▸ Set problem: Transcribe all the entries word for word, but omit the images.

▸ Provided information:
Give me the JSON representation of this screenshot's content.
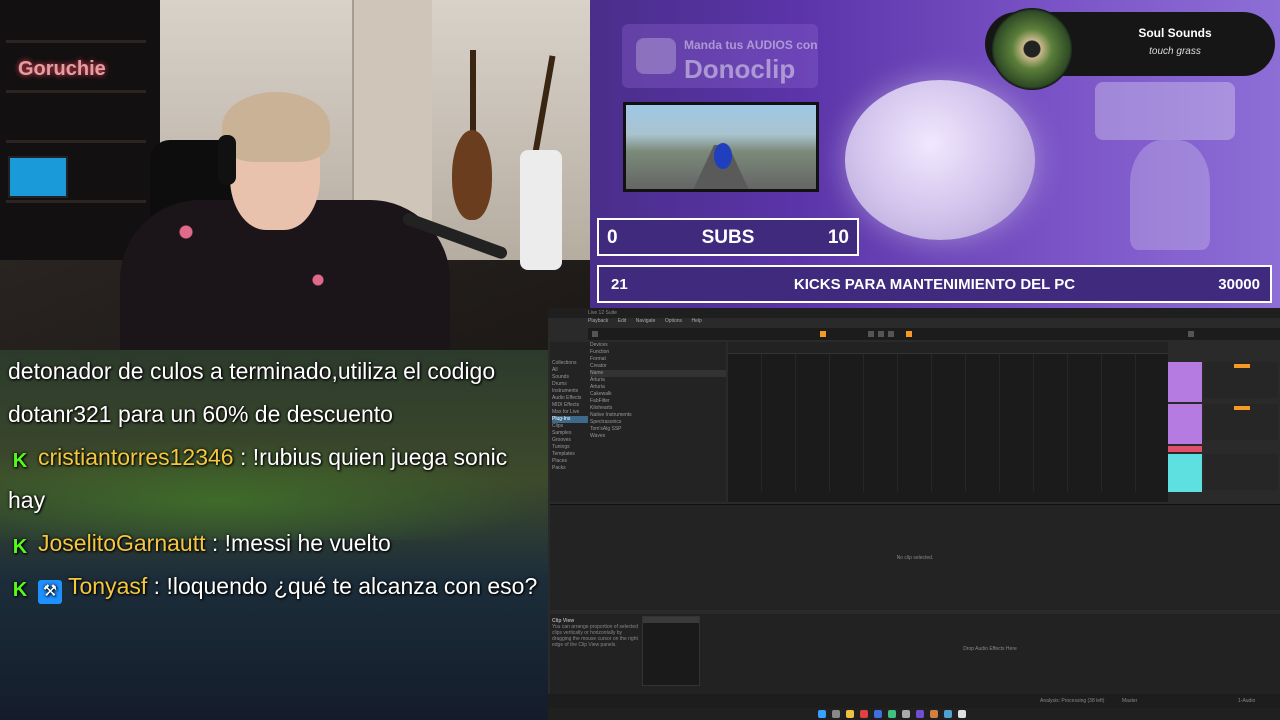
{
  "webcam": {
    "wall_sign": "Goruchie"
  },
  "chat": {
    "messages": [
      {
        "text_only": "detonador de culos a terminado,utiliza el codigo dotanr321 para un 60% de descuento"
      },
      {
        "badge": "K",
        "user": "cristiantorres12346",
        "sep": " : ",
        "text": "!rubius quien juega sonic hay"
      },
      {
        "badge": "K",
        "user": "JoselitoGarnautt",
        "sep": " : ",
        "text": "!messi he vuelto"
      },
      {
        "badge": "K",
        "badge2": "⚒",
        "user": "Tonyasf",
        "sep": " : ",
        "text": "!loquendo ¿qué te alcanza con eso?"
      }
    ]
  },
  "overlay": {
    "donoclip_small": "Manda tus AUDIOS con",
    "donoclip_big": "Donoclip",
    "song": {
      "title": "Soul Sounds",
      "artist": "touch grass"
    },
    "goal_subs": {
      "current": "0",
      "label": "SUBS",
      "target": "10"
    },
    "goal_kicks": {
      "current": "21",
      "label": "KICKS PARA MANTENIMIENTO DEL PC",
      "target": "30000"
    }
  },
  "daw": {
    "title": "Live 12 Suite",
    "menu": [
      "Playback",
      "Edit",
      "Navigate",
      "Options",
      "Help"
    ],
    "browser_left": [
      "Collections",
      "All",
      "Sounds",
      "Drums",
      "Instruments",
      "Audio Effects",
      "MIDI Effects",
      "Max for Live",
      "Plug-Ins",
      "Clips",
      "Samples",
      "Grooves",
      "Tunings",
      "Templates",
      "Places",
      "Packs"
    ],
    "browser_right_header": "Name",
    "browser_right": [
      "Devices",
      "Function",
      "Format",
      "Creator",
      "Name",
      "Arturia",
      "Arturia",
      "Cakewalk",
      "FabFilter",
      "Kilohearts",
      "Native Instruments",
      "Spectrasonics",
      "Tom'sAlg SSP",
      "Waves"
    ],
    "detail_message": "No clip selected.",
    "clip_view_title": "Clip View",
    "clip_view_text": "You can arrange proportion of selected clips vertically or horizontally by dragging the mouse cursor on the right edge of the Clip View panels.",
    "drop_message": "Drop Audio Effects Here",
    "status_processing": "Analysis: Processing (38 left)",
    "status_track": "Master",
    "status_master": "1-Audio"
  },
  "colors": {
    "goal_bg": "#3f2a7e",
    "kick_green": "#53fc18",
    "username_gold": "#f5c73f",
    "daw_accent": "#f59a23"
  }
}
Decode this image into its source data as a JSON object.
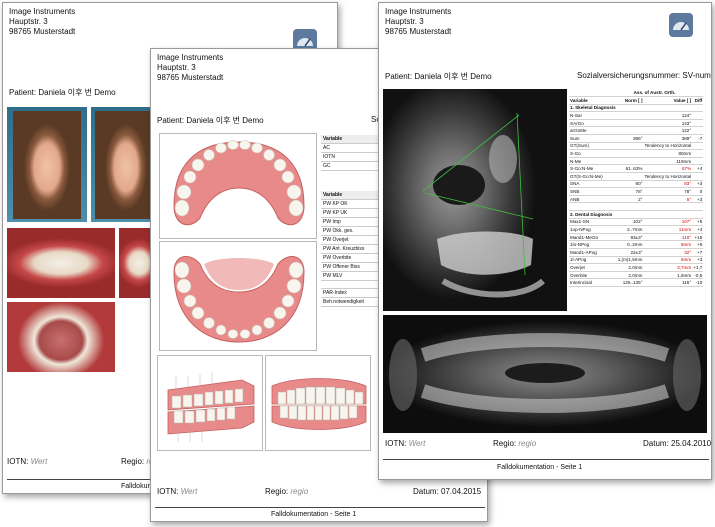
{
  "address": {
    "company": "Image Instruments",
    "street": "Hauptstr. 3",
    "city": "98765 Musterstadt"
  },
  "patient_label": "Patient: Daniela 이후 번 Demo",
  "sv_label": "Sozialversicherungsnummer: SV-nummer",
  "sv_label_short": "Sozialve",
  "footer": {
    "iotn_label": "IOTN:",
    "iotn_value": "Wert",
    "regio_label": "Regio:",
    "regio_value": "regio",
    "datum_label": "Datum:",
    "datum_p2": "07.04.2015",
    "datum_p3": "25.04.2010",
    "page_label": "Falldokumentation - Seite 1",
    "page_label_short": "Falldokumentation"
  },
  "variables_table": {
    "group1": [
      "Variable",
      "AC",
      "IOTN",
      "GC"
    ],
    "group2": [
      "Variable",
      "PW KP OK",
      "PW KP UK",
      "PW Imp",
      "PW Okk. ges.",
      "PW Overjet",
      "PW Ant. Kreuzbiss",
      "PW Overbite",
      "PW Offener Biss",
      "PW MLV",
      "",
      "PAR-Index",
      "Beh.notwendigkeit"
    ]
  },
  "analysis": {
    "header": {
      "title": "Ass. of Austr. Orth.",
      "variable": "Variable",
      "norm": "Norm [ ]",
      "value": "Value [ ]",
      "diff": "Diff"
    },
    "rows": [
      {
        "t": "sec",
        "c0": "1. Skeletal Diagnosis"
      },
      {
        "c0": "N-Sar",
        "c1": "",
        "c2": "124°",
        "c3": ""
      },
      {
        "c0": "SArGo",
        "c1": "",
        "c2": "143°",
        "c3": ""
      },
      {
        "c0": "arGoMe",
        "c1": "",
        "c2": "122°",
        "c3": ""
      },
      {
        "c0": "Sum",
        "c1": "396°",
        "c2": "389°",
        "c3": "-7"
      },
      {
        "c0": "GT(Sum)",
        "c1": "",
        "c2": "Tendency to Horizontal",
        "c3": ""
      },
      {
        "c0": "S-Go",
        "c1": "",
        "c2": "80mm",
        "c3": ""
      },
      {
        "c0": "N-Me",
        "c1": "",
        "c2": "119mm",
        "c3": ""
      },
      {
        "c0": "S-Go:N-Me",
        "c1": "61..63%",
        "c2": "67%",
        "c3": "+4",
        "red": true
      },
      {
        "c0": "GT(S-Go:N-Me)",
        "c1": "",
        "c2": "Tendency to Horizontal",
        "c3": ""
      },
      {
        "c0": "SNA",
        "c1": "80°",
        "c2": "83°",
        "c3": "+3",
        "red": true
      },
      {
        "c0": "SNB",
        "c1": "78°",
        "c2": "78°",
        "c3": "0"
      },
      {
        "c0": "ANB",
        "c1": "2°",
        "c2": "5°",
        "c3": "+3",
        "red": true
      },
      {
        "t": "gap"
      },
      {
        "t": "sec",
        "c0": "2. Dental Diagnosis"
      },
      {
        "c0": "Max1-SN",
        "c1": "102°",
        "c2": "107°",
        "c3": "+5",
        "red": true
      },
      {
        "c0": "1op-NPog",
        "c1": "2..7mm",
        "c2": "11mm",
        "c3": "+4",
        "red": true
      },
      {
        "c0": "Mand1-MeGo",
        "c1": "93±3°",
        "c2": "110°",
        "c3": "+15",
        "red": true
      },
      {
        "c0": "1lo-NPog",
        "c1": "0..2mm",
        "c2": "8mm",
        "c3": "+6",
        "red": true
      },
      {
        "c0": "Mand1-APog",
        "c1": "22±3°",
        "c2": "32°",
        "c3": "+7",
        "red": true
      },
      {
        "c0": "1l-APog",
        "c1": "1,(m)1,5mm",
        "c2": "5mm",
        "c3": "+3",
        "red": true
      },
      {
        "c0": "Overjet",
        "c1": "2,0mm",
        "c2": "3,7mm",
        "c3": "+1,7",
        "red": true
      },
      {
        "c0": "Overbite",
        "c1": "2,0mm",
        "c2": "1,5mm",
        "c3": "-0,5"
      },
      {
        "c0": "Interincisal",
        "c1": "125..135°",
        "c2": "115°",
        "c3": "-10"
      }
    ]
  }
}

▸ Written solution:
Give me the JSON representation of this screenshot's content.
{
  "webcam": {
    "wall_sign": "Goruchie"
  },
  "chat": {
    "messages": [
      {
        "text_only": "detonador de culos a terminado,utiliza el codigo dotanr321 para un 60% de descuento"
      },
      {
        "badge": "K",
        "user": "cristiantorres12346",
        "sep": " : ",
        "text": "!rubius quien juega sonic hay"
      },
      {
        "badge": "K",
        "user": "JoselitoGarnautt",
        "sep": " : ",
        "text": "!messi he vuelto"
      },
      {
        "badge": "K",
        "badge2": "⚒",
        "user": "Tonyasf",
        "sep": " : ",
        "text": "!loquendo ¿qué te alcanza con eso?"
      }
    ]
  },
  "overlay": {
    "donoclip_small": "Manda tus AUDIOS con",
    "donoclip_big": "Donoclip",
    "song": {
      "title": "Soul Sounds",
      "artist": "touch grass"
    },
    "goal_subs": {
      "current": "0",
      "label": "SUBS",
      "target": "10"
    },
    "goal_kicks": {
      "current": "21",
      "label": "KICKS PARA MANTENIMIENTO DEL PC",
      "target": "30000"
    }
  },
  "daw": {
    "title": "Live 12 Suite",
    "menu": [
      "Playback",
      "Edit",
      "Navigate",
      "Options",
      "Help"
    ],
    "browser_left": [
      "Collections",
      "All",
      "Sounds",
      "Drums",
      "Instruments",
      "Audio Effects",
      "MIDI Effects",
      "Max for Live",
      "Plug-Ins",
      "Clips",
      "Samples",
      "Grooves",
      "Tunings",
      "Templates",
      "Places",
      "Packs"
    ],
    "browser_right_header": "Name",
    "browser_right": [
      "Devices",
      "Function",
      "Format",
      "Creator",
      "Name",
      "Arturia",
      "Arturia",
      "Cakewalk",
      "FabFilter",
      "Kilohearts",
      "Native Instruments",
      "Spectrasonics",
      "Tom'sAlg SSP",
      "Waves"
    ],
    "detail_message": "No clip selected.",
    "clip_view_title": "Clip View",
    "clip_view_text": "You can arrange proportion of selected clips vertically or horizontally by dragging the mouse cursor on the right edge of the Clip View panels.",
    "drop_message": "Drop Audio Effects Here",
    "status_processing": "Analysis: Processing (38 left)",
    "status_track": "Master",
    "status_master": "1-Audio"
  },
  "colors": {
    "goal_bg": "#3f2a7e",
    "kick_green": "#53fc18",
    "username_gold": "#f5c73f",
    "daw_accent": "#f59a23"
  }
}
Decode this image into its source data as a JSON object.
{
  "address": {
    "company": "Image Instruments",
    "street": "Hauptstr. 3",
    "city": "98765 Musterstadt"
  },
  "patient_label": "Patient: Daniela 이후 번 Demo",
  "sv_label": "Sozialversicherungsnummer: SV-nummer",
  "sv_label_short": "Sozialve",
  "footer": {
    "iotn_label": "IOTN:",
    "iotn_value": "Wert",
    "regio_label": "Regio:",
    "regio_value": "regio",
    "datum_label": "Datum:",
    "datum_p2": "07.04.2015",
    "datum_p3": "25.04.2010",
    "page_label": "Falldokumentation - Seite 1",
    "page_label_short": "Falldokumentation"
  },
  "variables_table": {
    "group1": [
      "Variable",
      "AC",
      "IOTN",
      "GC"
    ],
    "group2": [
      "Variable",
      "PW KP OK",
      "PW KP UK",
      "PW Imp",
      "PW Okk. ges.",
      "PW Overjet",
      "PW Ant. Kreuzbiss",
      "PW Overbite",
      "PW Offener Biss",
      "PW MLV",
      "",
      "PAR-Index",
      "Beh.notwendigkeit"
    ]
  },
  "analysis": {
    "header": {
      "title": "Ass. of Austr. Orth.",
      "variable": "Variable",
      "norm": "Norm [ ]",
      "value": "Value [ ]",
      "diff": "Diff"
    },
    "rows": [
      {
        "t": "sec",
        "c0": "1. Skeletal Diagnosis"
      },
      {
        "c0": "N-Sar",
        "c1": "",
        "c2": "124°",
        "c3": ""
      },
      {
        "c0": "SArGo",
        "c1": "",
        "c2": "143°",
        "c3": ""
      },
      {
        "c0": "arGoMe",
        "c1": "",
        "c2": "122°",
        "c3": ""
      },
      {
        "c0": "Sum",
        "c1": "396°",
        "c2": "389°",
        "c3": "-7"
      },
      {
        "c0": "GT(Sum)",
        "c1": "",
        "c2": "Tendency to Horizontal",
        "c3": ""
      },
      {
        "c0": "S-Go",
        "c1": "",
        "c2": "80mm",
        "c3": ""
      },
      {
        "c0": "N-Me",
        "c1": "",
        "c2": "119mm",
        "c3": ""
      },
      {
        "c0": "S-Go:N-Me",
        "c1": "61..63%",
        "c2": "67%",
        "c3": "+4",
        "red": true
      },
      {
        "c0": "GT(S-Go:N-Me)",
        "c1": "",
        "c2": "Tendency to Horizontal",
        "c3": ""
      },
      {
        "c0": "SNA",
        "c1": "80°",
        "c2": "83°",
        "c3": "+3",
        "red": true
      },
      {
        "c0": "SNB",
        "c1": "78°",
        "c2": "78°",
        "c3": "0"
      },
      {
        "c0": "ANB",
        "c1": "2°",
        "c2": "5°",
        "c3": "+3",
        "red": true
      },
      {
        "t": "gap"
      },
      {
        "t": "sec",
        "c0": "2. Dental Diagnosis"
      },
      {
        "c0": "Max1-SN",
        "c1": "102°",
        "c2": "107°",
        "c3": "+5",
        "red": true
      },
      {
        "c0": "1op-NPog",
        "c1": "2..7mm",
        "c2": "11mm",
        "c3": "+4",
        "red": true
      },
      {
        "c0": "Mand1-MeGo",
        "c1": "93±3°",
        "c2": "110°",
        "c3": "+15",
        "red": true
      },
      {
        "c0": "1lo-NPog",
        "c1": "0..2mm",
        "c2": "8mm",
        "c3": "+6",
        "red": true
      },
      {
        "c0": "Mand1-APog",
        "c1": "22±3°",
        "c2": "32°",
        "c3": "+7",
        "red": true
      },
      {
        "c0": "1l-APog",
        "c1": "1,(m)1,5mm",
        "c2": "5mm",
        "c3": "+3",
        "red": true
      },
      {
        "c0": "Overjet",
        "c1": "2,0mm",
        "c2": "3,7mm",
        "c3": "+1,7",
        "red": true
      },
      {
        "c0": "Overbite",
        "c1": "2,0mm",
        "c2": "1,5mm",
        "c3": "-0,5"
      },
      {
        "c0": "Interincisal",
        "c1": "125..135°",
        "c2": "115°",
        "c3": "-10"
      }
    ]
  }
}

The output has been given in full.